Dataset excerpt
START
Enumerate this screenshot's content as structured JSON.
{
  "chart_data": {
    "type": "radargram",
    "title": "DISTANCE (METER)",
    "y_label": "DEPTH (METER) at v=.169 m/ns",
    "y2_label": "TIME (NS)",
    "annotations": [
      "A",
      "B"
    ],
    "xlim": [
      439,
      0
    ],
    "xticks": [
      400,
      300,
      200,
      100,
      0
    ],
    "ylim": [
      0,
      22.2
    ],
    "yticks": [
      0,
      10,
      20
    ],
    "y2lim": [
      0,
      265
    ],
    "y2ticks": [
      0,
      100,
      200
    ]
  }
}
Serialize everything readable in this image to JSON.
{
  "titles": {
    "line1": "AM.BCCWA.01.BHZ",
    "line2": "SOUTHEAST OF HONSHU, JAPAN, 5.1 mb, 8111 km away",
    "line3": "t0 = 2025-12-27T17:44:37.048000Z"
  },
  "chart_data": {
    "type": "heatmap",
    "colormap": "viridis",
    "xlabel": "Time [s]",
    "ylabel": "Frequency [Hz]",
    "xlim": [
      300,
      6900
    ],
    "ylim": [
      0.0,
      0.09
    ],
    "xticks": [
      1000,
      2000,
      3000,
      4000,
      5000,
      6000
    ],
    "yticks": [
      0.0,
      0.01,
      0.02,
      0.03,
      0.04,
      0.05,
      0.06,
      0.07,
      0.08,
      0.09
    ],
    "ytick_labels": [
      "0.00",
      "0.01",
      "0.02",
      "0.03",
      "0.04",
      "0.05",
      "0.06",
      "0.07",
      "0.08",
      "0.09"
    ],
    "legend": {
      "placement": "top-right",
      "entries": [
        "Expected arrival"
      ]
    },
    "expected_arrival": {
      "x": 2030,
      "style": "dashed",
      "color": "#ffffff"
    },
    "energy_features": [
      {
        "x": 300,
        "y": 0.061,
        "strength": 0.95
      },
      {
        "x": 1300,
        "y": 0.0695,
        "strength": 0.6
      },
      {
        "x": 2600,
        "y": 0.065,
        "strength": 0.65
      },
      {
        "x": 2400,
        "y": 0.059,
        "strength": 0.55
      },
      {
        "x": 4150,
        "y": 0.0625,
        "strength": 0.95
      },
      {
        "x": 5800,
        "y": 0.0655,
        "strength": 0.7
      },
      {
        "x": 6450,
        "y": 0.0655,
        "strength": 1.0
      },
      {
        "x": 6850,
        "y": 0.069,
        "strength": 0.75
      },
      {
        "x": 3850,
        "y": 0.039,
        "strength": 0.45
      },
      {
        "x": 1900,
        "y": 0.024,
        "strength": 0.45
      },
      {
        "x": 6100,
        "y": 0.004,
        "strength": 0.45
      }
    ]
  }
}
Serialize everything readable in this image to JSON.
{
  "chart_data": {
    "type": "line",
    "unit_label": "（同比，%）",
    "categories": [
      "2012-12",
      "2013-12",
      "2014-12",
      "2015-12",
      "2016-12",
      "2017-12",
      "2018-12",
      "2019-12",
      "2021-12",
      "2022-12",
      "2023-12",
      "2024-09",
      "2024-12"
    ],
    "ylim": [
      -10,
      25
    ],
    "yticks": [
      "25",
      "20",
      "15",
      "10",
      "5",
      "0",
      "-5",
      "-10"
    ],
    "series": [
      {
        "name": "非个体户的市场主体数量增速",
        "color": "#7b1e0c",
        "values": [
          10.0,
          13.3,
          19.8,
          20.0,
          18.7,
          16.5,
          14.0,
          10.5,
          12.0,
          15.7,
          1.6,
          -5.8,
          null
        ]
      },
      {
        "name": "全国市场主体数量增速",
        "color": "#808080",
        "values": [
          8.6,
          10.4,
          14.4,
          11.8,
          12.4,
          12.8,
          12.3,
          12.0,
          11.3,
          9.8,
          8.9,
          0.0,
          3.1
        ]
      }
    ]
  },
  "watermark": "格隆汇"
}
END
PROMPT: The records above must be repeated exactly, every one of them.

RESPONSE TO THIS TASK:
Enumerate this screenshot's content as structured JSON.
{
  "chart_data": {
    "type": "radargram",
    "title": "DISTANCE (METER)",
    "y_label": "DEPTH (METER) at v=.169 m/ns",
    "y2_label": "TIME (NS)",
    "annotations": [
      "A",
      "B"
    ],
    "xlim": [
      439,
      0
    ],
    "xticks": [
      400,
      300,
      200,
      100,
      0
    ],
    "ylim": [
      0,
      22.2
    ],
    "yticks": [
      0,
      10,
      20
    ],
    "y2lim": [
      0,
      265
    ],
    "y2ticks": [
      0,
      100,
      200
    ]
  }
}
Serialize everything readable in this image to JSON.
{
  "titles": {
    "line1": "AM.BCCWA.01.BHZ",
    "line2": "SOUTHEAST OF HONSHU, JAPAN, 5.1 mb, 8111 km away",
    "line3": "t0 = 2025-12-27T17:44:37.048000Z"
  },
  "chart_data": {
    "type": "heatmap",
    "colormap": "viridis",
    "xlabel": "Time [s]",
    "ylabel": "Frequency [Hz]",
    "xlim": [
      300,
      6900
    ],
    "ylim": [
      0.0,
      0.09
    ],
    "xticks": [
      1000,
      2000,
      3000,
      4000,
      5000,
      6000
    ],
    "yticks": [
      0.0,
      0.01,
      0.02,
      0.03,
      0.04,
      0.05,
      0.06,
      0.07,
      0.08,
      0.09
    ],
    "ytick_labels": [
      "0.00",
      "0.01",
      "0.02",
      "0.03",
      "0.04",
      "0.05",
      "0.06",
      "0.07",
      "0.08",
      "0.09"
    ],
    "legend": {
      "placement": "top-right",
      "entries": [
        "Expected arrival"
      ]
    },
    "expected_arrival": {
      "x": 2030,
      "style": "dashed",
      "color": "#ffffff"
    },
    "energy_features": [
      {
        "x": 300,
        "y": 0.061,
        "strength": 0.95
      },
      {
        "x": 1300,
        "y": 0.0695,
        "strength": 0.6
      },
      {
        "x": 2600,
        "y": 0.065,
        "strength": 0.65
      },
      {
        "x": 2400,
        "y": 0.059,
        "strength": 0.55
      },
      {
        "x": 4150,
        "y": 0.0625,
        "strength": 0.95
      },
      {
        "x": 5800,
        "y": 0.0655,
        "strength": 0.7
      },
      {
        "x": 6450,
        "y": 0.0655,
        "strength": 1.0
      },
      {
        "x": 6850,
        "y": 0.069,
        "strength": 0.75
      },
      {
        "x": 3850,
        "y": 0.039,
        "strength": 0.45
      },
      {
        "x": 1900,
        "y": 0.024,
        "strength": 0.45
      },
      {
        "x": 6100,
        "y": 0.004,
        "strength": 0.45
      }
    ]
  }
}
Serialize everything readable in this image to JSON.
{
  "chart_data": {
    "type": "line",
    "unit_label": "（同比，%）",
    "categories": [
      "2012-12",
      "2013-12",
      "2014-12",
      "2015-12",
      "2016-12",
      "2017-12",
      "2018-12",
      "2019-12",
      "2021-12",
      "2022-12",
      "2023-12",
      "2024-09",
      "2024-12"
    ],
    "ylim": [
      -10,
      25
    ],
    "yticks": [
      "25",
      "20",
      "15",
      "10",
      "5",
      "0",
      "-5",
      "-10"
    ],
    "series": [
      {
        "name": "非个体户的市场主体数量增速",
        "color": "#7b1e0c",
        "values": [
          10.0,
          13.3,
          19.8,
          20.0,
          18.7,
          16.5,
          14.0,
          10.5,
          12.0,
          15.7,
          1.6,
          -5.8,
          null
        ]
      },
      {
        "name": "全国市场主体数量增速",
        "color": "#808080",
        "values": [
          8.6,
          10.4,
          14.4,
          11.8,
          12.4,
          12.8,
          12.3,
          12.0,
          11.3,
          9.8,
          8.9,
          0.0,
          3.1
        ]
      }
    ]
  },
  "watermark": "格隆汇"
}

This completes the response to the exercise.